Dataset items
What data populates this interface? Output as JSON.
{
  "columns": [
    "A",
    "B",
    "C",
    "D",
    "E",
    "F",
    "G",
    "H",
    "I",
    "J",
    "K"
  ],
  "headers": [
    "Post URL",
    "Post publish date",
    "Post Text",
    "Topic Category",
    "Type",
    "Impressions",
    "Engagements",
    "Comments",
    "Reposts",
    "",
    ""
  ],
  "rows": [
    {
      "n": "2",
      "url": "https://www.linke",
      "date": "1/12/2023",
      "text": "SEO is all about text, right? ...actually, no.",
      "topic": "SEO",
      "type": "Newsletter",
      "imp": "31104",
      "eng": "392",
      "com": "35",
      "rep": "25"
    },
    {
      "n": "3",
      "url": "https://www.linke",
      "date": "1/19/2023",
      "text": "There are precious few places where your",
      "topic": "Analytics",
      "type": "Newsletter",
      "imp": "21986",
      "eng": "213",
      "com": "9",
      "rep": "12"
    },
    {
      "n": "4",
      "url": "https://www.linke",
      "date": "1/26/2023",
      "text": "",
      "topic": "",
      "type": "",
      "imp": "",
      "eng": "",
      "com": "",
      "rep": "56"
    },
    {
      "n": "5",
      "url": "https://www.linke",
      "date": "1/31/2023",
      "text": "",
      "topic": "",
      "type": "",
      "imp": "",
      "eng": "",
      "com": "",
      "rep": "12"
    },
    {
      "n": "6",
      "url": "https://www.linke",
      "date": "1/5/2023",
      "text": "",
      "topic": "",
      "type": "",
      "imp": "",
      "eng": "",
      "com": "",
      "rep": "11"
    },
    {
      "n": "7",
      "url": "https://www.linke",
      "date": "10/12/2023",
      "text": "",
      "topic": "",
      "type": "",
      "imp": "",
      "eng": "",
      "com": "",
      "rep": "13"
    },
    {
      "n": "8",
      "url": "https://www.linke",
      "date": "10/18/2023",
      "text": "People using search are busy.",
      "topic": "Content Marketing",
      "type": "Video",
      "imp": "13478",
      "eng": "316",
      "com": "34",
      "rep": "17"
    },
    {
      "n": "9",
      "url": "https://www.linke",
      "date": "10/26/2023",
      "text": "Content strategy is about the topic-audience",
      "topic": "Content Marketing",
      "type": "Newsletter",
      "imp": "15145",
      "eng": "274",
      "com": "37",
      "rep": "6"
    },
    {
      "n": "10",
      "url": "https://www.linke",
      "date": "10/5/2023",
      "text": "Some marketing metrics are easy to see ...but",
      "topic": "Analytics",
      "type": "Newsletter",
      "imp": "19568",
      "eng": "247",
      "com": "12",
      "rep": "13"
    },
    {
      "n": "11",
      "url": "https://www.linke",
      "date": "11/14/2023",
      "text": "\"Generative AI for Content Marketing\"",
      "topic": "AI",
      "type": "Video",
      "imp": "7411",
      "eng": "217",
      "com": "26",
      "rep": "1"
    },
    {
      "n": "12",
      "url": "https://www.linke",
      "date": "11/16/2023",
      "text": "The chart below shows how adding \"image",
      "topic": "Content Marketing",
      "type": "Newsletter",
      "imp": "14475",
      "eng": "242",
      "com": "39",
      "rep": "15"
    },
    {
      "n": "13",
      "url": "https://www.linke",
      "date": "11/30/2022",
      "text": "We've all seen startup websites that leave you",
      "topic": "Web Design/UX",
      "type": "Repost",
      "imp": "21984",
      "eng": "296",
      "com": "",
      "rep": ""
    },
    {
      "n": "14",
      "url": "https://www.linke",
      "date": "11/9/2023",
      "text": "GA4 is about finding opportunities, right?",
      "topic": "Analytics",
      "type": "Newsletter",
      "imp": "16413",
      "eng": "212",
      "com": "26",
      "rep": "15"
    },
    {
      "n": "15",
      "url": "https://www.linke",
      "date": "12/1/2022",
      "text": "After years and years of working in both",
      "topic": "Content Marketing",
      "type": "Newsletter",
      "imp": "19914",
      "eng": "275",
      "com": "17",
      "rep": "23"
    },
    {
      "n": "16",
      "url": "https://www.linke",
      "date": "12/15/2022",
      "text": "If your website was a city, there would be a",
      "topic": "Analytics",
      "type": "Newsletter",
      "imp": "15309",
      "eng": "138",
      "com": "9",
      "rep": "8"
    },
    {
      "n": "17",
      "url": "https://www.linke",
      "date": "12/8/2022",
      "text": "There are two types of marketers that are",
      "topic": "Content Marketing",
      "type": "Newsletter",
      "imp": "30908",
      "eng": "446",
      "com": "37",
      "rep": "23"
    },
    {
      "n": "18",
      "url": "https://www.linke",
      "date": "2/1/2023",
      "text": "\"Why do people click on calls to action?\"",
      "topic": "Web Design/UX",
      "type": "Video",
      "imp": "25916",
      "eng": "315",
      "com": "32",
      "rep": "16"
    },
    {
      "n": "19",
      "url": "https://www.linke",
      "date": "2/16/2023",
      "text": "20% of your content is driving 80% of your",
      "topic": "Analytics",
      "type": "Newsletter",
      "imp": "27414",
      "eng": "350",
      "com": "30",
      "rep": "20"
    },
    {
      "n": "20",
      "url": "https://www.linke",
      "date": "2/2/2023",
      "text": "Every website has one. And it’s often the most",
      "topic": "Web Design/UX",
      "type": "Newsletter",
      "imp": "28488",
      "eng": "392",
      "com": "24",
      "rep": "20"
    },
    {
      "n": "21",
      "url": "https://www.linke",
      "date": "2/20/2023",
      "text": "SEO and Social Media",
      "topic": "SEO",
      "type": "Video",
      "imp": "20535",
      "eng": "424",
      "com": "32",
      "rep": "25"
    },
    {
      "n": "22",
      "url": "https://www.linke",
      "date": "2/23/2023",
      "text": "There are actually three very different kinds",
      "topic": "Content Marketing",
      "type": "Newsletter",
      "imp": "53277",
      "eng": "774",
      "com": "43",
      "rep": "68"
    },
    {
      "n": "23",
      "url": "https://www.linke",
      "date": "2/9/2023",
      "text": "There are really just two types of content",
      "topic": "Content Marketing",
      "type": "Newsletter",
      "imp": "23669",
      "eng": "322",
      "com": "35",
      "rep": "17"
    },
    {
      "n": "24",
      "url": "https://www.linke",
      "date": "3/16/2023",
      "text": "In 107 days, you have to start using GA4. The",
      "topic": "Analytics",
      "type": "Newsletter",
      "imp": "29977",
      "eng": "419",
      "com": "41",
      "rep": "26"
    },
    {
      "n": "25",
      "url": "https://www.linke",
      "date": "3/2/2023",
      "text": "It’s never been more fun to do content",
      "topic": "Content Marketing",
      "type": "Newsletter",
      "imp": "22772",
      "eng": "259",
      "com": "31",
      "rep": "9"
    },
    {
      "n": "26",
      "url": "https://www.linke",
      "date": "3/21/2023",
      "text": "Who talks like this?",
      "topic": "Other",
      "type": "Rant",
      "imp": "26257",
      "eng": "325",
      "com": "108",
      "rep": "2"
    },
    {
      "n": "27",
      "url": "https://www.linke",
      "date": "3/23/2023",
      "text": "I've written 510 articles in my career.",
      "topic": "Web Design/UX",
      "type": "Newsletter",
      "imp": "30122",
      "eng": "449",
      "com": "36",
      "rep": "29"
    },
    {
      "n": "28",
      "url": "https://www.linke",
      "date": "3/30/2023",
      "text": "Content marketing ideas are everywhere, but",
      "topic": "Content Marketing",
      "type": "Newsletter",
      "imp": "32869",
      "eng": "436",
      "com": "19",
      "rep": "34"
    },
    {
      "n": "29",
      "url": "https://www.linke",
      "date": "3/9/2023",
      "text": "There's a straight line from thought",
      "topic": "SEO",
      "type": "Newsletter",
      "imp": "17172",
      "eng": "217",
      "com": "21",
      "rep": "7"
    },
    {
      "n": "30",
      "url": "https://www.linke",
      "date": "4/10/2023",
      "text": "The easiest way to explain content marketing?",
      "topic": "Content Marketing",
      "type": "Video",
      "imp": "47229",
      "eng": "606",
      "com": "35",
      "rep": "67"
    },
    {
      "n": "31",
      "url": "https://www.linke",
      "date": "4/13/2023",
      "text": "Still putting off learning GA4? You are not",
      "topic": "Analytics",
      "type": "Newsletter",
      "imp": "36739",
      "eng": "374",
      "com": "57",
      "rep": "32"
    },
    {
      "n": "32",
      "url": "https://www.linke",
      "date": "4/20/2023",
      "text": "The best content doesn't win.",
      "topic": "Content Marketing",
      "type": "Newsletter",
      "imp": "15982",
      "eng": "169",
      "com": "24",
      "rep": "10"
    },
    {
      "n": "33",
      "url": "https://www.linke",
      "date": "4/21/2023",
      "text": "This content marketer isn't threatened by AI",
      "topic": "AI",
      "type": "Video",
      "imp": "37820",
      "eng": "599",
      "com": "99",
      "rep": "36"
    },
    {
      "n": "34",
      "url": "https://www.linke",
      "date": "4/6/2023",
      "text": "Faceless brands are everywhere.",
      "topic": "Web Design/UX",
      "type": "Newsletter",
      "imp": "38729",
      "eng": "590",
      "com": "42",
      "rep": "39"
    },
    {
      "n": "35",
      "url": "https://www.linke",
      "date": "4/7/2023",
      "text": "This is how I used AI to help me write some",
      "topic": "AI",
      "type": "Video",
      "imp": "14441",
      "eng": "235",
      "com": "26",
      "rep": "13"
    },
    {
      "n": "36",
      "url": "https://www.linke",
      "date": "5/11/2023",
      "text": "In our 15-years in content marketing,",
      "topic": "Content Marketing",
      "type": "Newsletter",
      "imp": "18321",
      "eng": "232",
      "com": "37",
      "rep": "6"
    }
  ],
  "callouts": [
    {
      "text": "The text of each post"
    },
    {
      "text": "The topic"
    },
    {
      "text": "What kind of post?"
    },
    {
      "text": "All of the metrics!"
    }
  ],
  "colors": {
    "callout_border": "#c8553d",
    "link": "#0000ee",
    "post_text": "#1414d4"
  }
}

| PROBLEM DESCRIPTION |
Find the lines above that include the string "your" and copy them.

| WORKED ANSWER |
      "text": "There are precious few places where your",
      "text": "If your website was a city, there would be a",
      "text": "20% of your content is driving 80% of your",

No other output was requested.